**WRITTEN PROBLEM:** Return every line of the material exactly.
____
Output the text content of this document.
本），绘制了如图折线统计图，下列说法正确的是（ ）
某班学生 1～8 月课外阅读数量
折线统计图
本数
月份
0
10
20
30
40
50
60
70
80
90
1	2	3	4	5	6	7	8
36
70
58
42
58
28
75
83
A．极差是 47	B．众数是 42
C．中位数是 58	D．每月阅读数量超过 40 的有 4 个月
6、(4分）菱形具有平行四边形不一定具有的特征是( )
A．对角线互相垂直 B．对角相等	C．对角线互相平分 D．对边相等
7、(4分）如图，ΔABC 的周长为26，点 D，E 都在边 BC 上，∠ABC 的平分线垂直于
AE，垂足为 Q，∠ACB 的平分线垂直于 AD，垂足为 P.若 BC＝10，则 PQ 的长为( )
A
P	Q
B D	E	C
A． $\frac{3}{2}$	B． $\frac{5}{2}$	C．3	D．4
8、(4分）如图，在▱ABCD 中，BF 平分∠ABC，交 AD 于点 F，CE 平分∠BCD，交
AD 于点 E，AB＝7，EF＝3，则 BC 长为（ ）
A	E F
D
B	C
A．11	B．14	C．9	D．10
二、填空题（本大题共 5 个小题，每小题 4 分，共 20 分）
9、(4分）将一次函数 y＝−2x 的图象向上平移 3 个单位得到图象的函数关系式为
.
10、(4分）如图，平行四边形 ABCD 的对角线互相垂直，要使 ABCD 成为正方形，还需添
____
**WRITTEN SOLUTION:**
Output the text content of this document.
本），绘制了如图折线统计图，下列说法正确的是（ ）
某班学生 1～8 月课外阅读数量
折线统计图
本数
月份
0
10
20
30
40
50
60
70
80
90
1	2	3	4	5	6	7	8
36
70
58
42
58
28
75
83
A．极差是 47	B．众数是 42
C．中位数是 58	D．每月阅读数量超过 40 的有 4 个月
6、(4分）菱形具有平行四边形不一定具有的特征是( )
A．对角线互相垂直 B．对角相等	C．对角线互相平分 D．对边相等
7、(4分）如图，ΔABC 的周长为26，点 D，E 都在边 BC 上，∠ABC 的平分线垂直于
AE，垂足为 Q，∠ACB 的平分线垂直于 AD，垂足为 P.若 BC＝10，则 PQ 的长为( )
A
P	Q
B D	E	C
A． $\frac{3}{2}$	B． $\frac{5}{2}$	C．3	D．4
8、(4分）如图，在▱ABCD 中，BF 平分∠ABC，交 AD 于点 F，CE 平分∠BCD，交
AD 于点 E，AB＝7，EF＝3，则 BC 长为（ ）
A	E F
D
B	C
A．11	B．14	C．9	D．10
二、填空题（本大题共 5 个小题，每小题 4 分，共 20 分）
9、(4分）将一次函数 y＝−2x 的图象向上平移 3 个单位得到图象的函数关系式为
.
10、(4分）如图，平行四边形 ABCD 的对角线互相垂直，要使 ABCD 成为正方形，还需添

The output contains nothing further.